**Input material:**
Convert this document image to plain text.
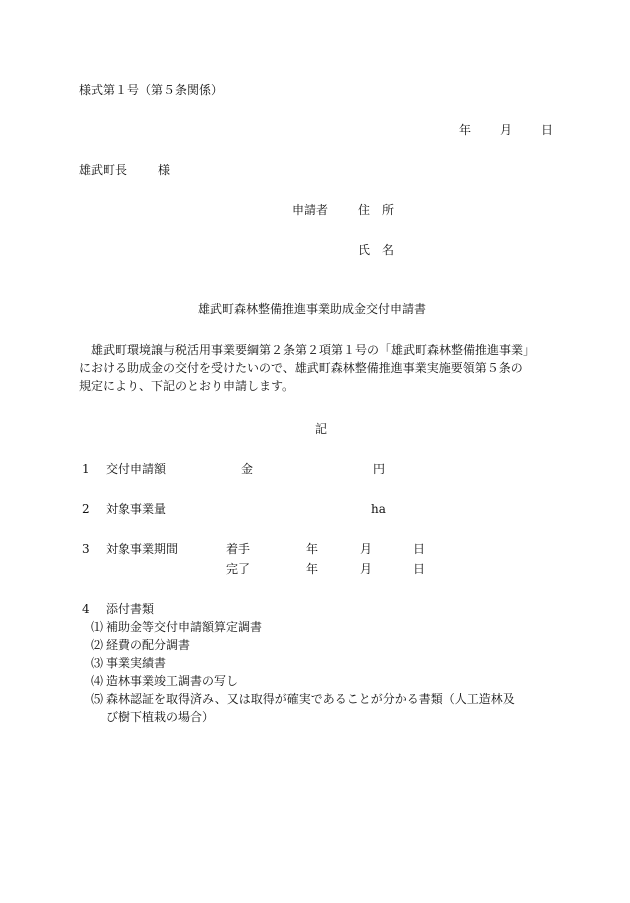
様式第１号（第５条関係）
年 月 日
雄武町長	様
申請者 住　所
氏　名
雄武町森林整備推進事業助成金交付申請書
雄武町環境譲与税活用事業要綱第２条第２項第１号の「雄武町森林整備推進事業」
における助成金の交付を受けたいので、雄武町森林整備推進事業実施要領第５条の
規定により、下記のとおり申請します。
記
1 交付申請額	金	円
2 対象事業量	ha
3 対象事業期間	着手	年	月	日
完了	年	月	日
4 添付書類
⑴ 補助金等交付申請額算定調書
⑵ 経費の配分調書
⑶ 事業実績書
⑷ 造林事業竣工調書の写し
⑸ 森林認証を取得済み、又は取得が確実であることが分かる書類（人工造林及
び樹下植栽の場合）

**Exercise requirements:** Your task is an exact transcription of all the data, minus the pictures.

**Solution for this problem:**
Convert this document image to plain text.
様式第１号（第５条関係）
年 月 日
雄武町長	様
申請者 住　所
氏　名
雄武町森林整備推進事業助成金交付申請書
雄武町環境譲与税活用事業要綱第２条第２項第１号の「雄武町森林整備推進事業」
における助成金の交付を受けたいので、雄武町森林整備推進事業実施要領第５条の
規定により、下記のとおり申請します。
記
1 交付申請額	金	円
2 対象事業量	ha
3 対象事業期間	着手	年	月	日
完了	年	月	日
4 添付書類
⑴ 補助金等交付申請額算定調書
⑵ 経費の配分調書
⑶ 事業実績書
⑷ 造林事業竣工調書の写し
⑸ 森林認証を取得済み、又は取得が確実であることが分かる書類（人工造林及
び樹下植栽の場合）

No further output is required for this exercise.